## What is required
The answer is a single number: how many lines hold the string "JSON".

───── Input records ─────

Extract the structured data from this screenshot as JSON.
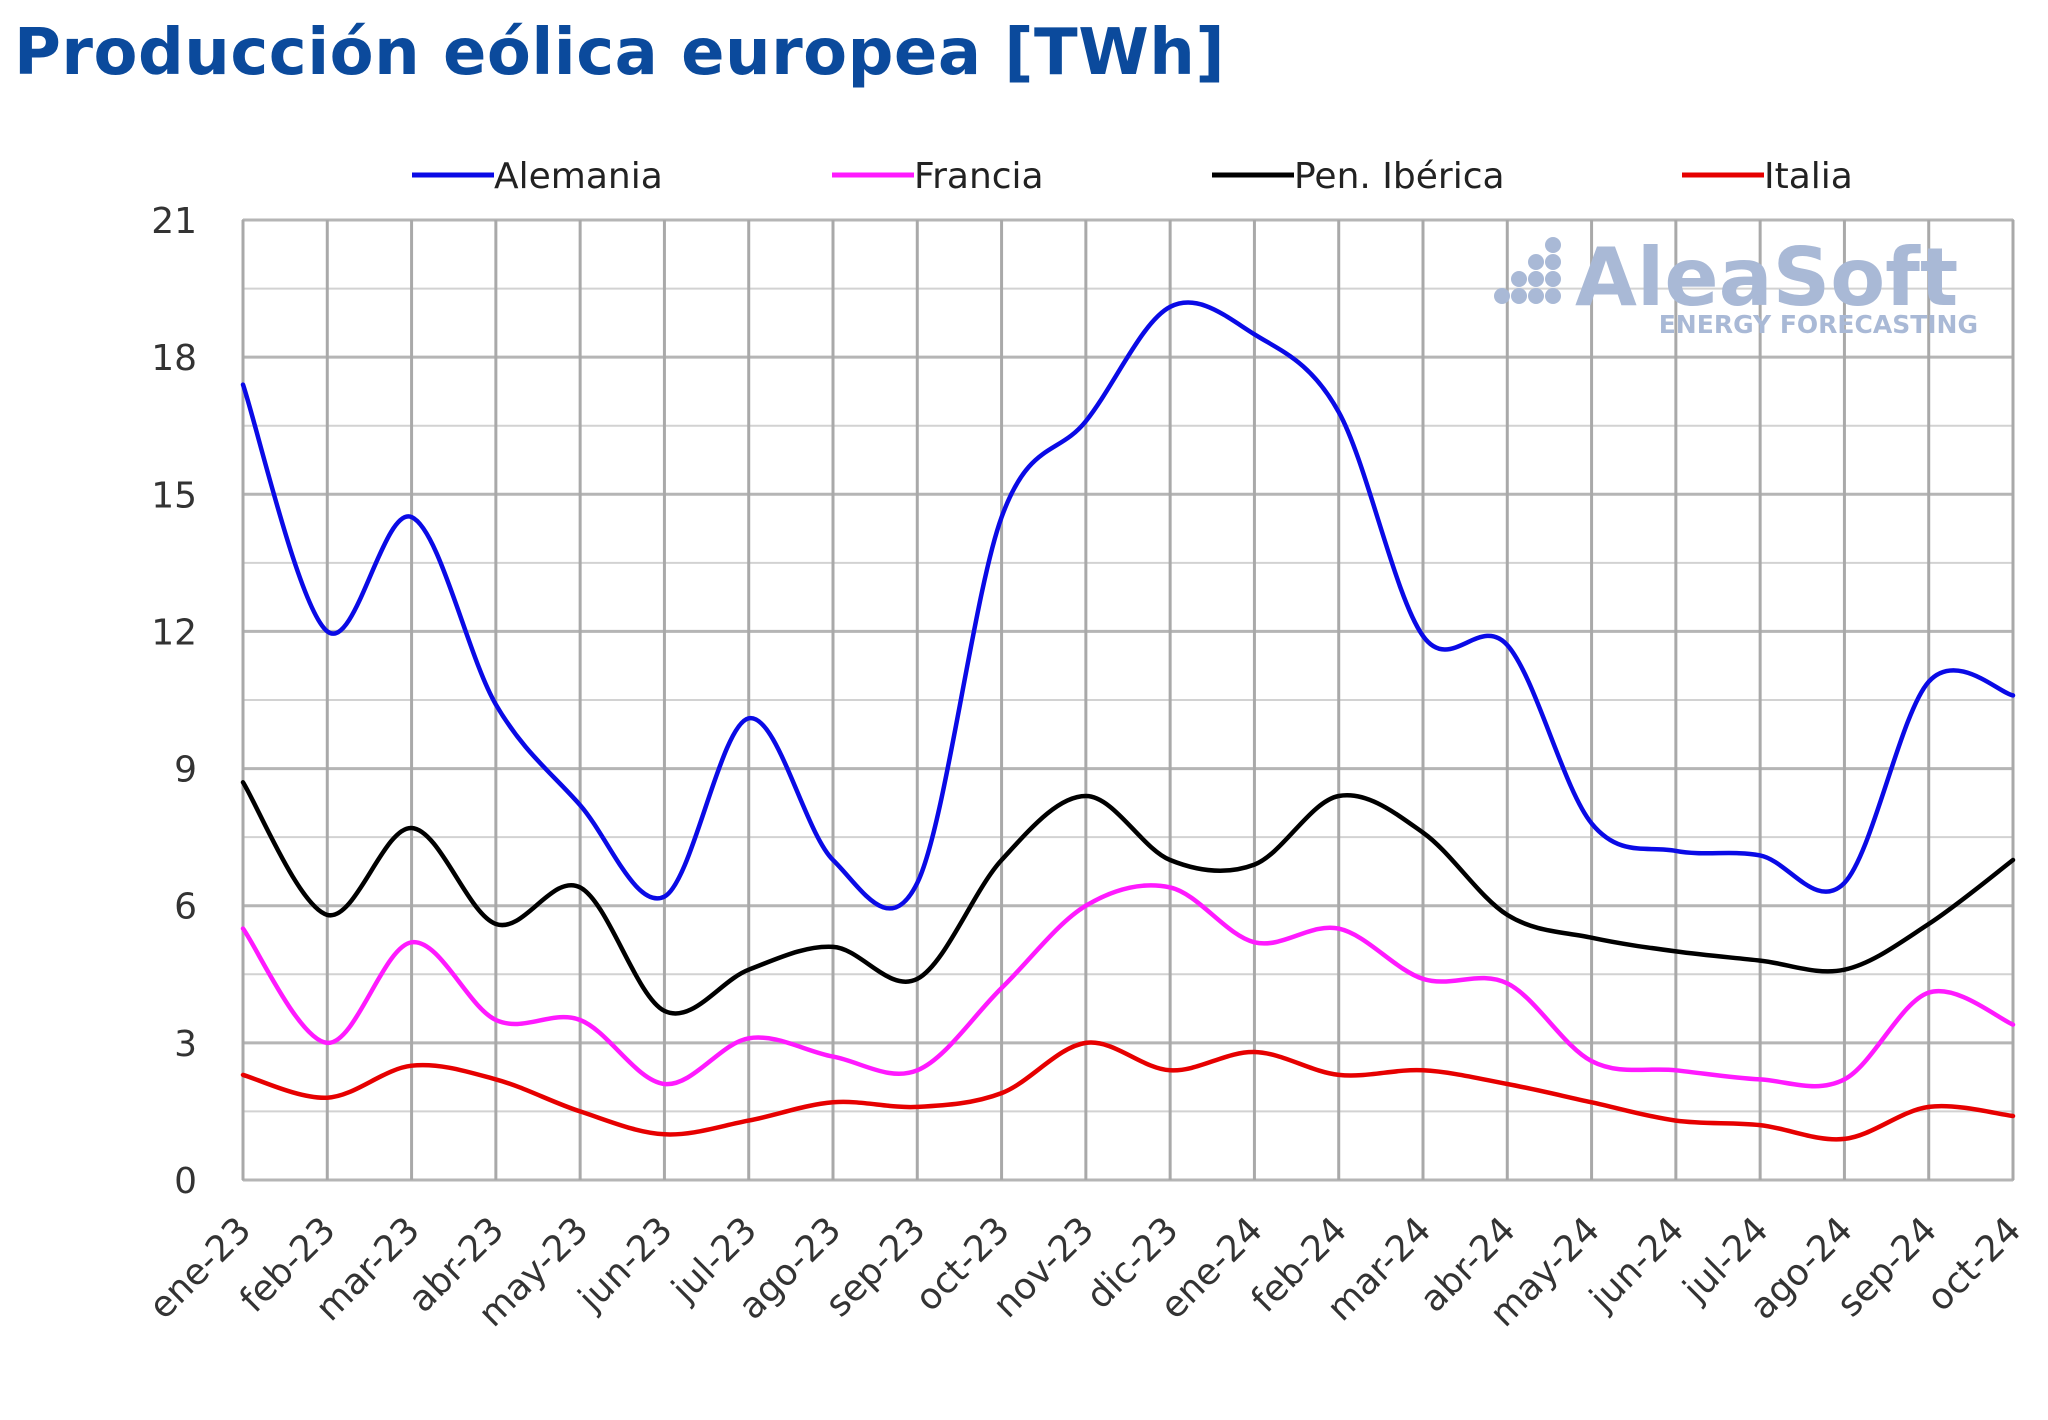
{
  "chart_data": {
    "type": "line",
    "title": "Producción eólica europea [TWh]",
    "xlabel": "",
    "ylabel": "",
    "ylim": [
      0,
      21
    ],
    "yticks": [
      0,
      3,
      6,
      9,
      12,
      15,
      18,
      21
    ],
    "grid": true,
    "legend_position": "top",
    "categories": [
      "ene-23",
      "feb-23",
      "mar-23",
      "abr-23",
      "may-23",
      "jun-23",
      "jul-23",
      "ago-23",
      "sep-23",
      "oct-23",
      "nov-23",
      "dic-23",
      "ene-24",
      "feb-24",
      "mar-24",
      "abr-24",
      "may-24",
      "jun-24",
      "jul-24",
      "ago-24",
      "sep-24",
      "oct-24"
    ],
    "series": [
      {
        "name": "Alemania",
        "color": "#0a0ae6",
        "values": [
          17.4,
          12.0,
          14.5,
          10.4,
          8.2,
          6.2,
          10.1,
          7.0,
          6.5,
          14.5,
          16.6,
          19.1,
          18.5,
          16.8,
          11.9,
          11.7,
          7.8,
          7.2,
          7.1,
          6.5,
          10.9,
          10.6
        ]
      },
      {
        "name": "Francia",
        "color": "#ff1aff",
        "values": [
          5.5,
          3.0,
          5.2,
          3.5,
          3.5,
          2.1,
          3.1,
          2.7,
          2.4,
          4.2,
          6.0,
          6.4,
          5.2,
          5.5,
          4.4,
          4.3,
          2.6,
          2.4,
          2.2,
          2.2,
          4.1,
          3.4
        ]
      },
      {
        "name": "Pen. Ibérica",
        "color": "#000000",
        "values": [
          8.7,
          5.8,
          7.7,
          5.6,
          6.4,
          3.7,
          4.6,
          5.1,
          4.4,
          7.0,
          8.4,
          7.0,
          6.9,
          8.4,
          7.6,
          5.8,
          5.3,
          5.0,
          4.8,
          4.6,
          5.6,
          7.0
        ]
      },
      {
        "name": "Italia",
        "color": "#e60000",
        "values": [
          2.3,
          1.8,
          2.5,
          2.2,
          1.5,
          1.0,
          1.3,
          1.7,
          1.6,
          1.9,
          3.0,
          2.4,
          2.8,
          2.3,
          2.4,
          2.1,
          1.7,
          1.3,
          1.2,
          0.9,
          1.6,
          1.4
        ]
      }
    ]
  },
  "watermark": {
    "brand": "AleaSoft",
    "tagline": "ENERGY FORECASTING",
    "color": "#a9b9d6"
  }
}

─────
───── Input records ─────

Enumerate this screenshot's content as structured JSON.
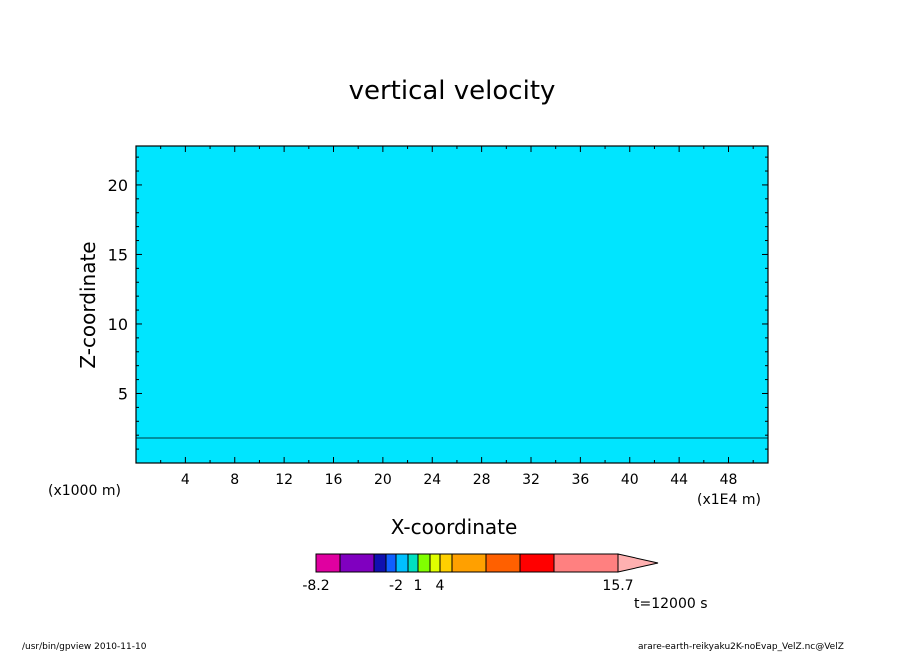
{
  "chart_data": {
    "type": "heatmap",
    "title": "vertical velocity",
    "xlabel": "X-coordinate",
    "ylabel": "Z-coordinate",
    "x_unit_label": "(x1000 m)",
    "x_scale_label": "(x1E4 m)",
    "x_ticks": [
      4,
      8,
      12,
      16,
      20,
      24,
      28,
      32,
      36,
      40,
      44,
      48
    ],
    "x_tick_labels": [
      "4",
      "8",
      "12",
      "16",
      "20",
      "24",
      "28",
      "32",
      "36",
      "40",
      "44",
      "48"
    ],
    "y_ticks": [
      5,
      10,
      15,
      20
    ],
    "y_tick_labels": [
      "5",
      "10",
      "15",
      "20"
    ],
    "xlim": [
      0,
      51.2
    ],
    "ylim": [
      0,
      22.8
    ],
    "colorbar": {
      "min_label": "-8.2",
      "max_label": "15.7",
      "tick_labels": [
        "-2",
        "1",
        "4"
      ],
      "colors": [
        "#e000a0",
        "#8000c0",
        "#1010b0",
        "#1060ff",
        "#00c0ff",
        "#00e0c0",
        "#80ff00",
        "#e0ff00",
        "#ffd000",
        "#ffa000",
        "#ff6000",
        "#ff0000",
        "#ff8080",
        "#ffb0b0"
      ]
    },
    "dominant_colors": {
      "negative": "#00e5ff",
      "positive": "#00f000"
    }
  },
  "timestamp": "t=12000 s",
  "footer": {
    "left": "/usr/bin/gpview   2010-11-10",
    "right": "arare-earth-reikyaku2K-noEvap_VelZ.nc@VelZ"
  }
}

─────
───── Input records ─────

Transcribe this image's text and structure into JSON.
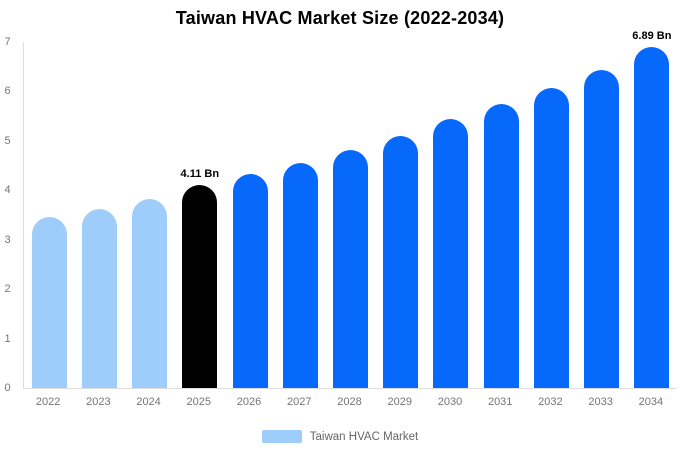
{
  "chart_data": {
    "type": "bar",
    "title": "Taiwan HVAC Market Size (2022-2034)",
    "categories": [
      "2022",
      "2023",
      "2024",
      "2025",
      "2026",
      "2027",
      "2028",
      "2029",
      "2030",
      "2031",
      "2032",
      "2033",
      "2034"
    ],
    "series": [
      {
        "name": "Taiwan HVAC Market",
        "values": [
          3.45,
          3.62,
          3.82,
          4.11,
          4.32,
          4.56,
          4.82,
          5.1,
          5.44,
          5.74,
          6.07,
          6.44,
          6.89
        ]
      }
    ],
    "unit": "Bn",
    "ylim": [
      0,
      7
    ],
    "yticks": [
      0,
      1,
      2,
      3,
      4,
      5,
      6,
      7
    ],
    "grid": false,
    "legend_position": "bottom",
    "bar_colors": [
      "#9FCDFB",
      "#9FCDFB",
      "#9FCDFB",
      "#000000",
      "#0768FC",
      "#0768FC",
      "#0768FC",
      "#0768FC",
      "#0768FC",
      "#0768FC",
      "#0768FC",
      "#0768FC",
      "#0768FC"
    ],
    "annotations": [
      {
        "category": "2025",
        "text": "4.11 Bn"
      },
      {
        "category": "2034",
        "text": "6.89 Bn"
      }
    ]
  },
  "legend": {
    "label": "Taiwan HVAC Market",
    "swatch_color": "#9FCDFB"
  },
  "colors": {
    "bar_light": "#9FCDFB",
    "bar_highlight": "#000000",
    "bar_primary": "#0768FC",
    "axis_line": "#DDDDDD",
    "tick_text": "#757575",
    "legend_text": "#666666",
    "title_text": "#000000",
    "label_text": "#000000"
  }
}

─────

## Answer to the problem
3